## begin Source data

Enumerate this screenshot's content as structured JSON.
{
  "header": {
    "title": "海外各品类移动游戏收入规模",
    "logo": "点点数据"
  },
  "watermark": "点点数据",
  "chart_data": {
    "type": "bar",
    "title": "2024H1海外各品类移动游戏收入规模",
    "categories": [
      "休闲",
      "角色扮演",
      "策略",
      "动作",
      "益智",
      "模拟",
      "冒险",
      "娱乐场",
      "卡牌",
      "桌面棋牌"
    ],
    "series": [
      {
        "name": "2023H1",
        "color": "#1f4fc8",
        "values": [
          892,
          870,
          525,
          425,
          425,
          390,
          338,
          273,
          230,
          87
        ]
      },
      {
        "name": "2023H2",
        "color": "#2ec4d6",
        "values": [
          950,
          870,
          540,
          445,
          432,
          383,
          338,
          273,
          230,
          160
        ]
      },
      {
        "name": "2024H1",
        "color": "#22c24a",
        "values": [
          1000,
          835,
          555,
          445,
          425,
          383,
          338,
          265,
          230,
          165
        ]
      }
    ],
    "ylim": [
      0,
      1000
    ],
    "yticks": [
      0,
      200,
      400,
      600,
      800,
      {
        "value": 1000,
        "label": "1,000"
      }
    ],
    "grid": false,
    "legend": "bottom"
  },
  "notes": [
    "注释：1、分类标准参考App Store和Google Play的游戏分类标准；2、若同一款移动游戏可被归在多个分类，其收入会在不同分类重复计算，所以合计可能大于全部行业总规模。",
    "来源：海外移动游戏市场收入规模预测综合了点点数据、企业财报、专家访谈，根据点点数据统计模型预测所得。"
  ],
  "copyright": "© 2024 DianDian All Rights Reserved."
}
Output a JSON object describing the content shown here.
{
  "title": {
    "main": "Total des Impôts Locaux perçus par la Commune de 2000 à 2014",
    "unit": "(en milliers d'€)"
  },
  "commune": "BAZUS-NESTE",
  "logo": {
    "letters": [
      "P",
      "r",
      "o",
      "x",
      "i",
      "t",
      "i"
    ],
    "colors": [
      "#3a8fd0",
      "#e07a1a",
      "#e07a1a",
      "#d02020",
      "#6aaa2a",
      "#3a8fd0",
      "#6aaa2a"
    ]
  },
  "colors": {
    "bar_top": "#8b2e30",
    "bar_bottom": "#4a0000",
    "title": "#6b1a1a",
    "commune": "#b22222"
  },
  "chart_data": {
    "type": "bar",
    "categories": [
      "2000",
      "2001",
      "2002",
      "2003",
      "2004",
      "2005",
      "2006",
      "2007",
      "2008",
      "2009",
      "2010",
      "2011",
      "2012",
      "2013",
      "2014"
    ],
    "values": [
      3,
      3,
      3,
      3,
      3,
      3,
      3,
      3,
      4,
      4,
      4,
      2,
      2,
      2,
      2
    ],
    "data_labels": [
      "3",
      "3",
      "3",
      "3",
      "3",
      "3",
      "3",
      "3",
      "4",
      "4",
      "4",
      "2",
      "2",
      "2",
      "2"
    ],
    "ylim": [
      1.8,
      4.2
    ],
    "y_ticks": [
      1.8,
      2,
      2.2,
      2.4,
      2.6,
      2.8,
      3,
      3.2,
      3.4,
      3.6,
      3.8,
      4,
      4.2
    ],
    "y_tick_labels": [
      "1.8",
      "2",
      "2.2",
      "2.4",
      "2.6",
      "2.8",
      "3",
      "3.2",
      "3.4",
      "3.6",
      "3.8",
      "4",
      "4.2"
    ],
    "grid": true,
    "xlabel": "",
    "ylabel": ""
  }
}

## end Source data

● What you should do
Give the number of lines in the entries that hold the word "name", and nothing else.

● Exercise solution
3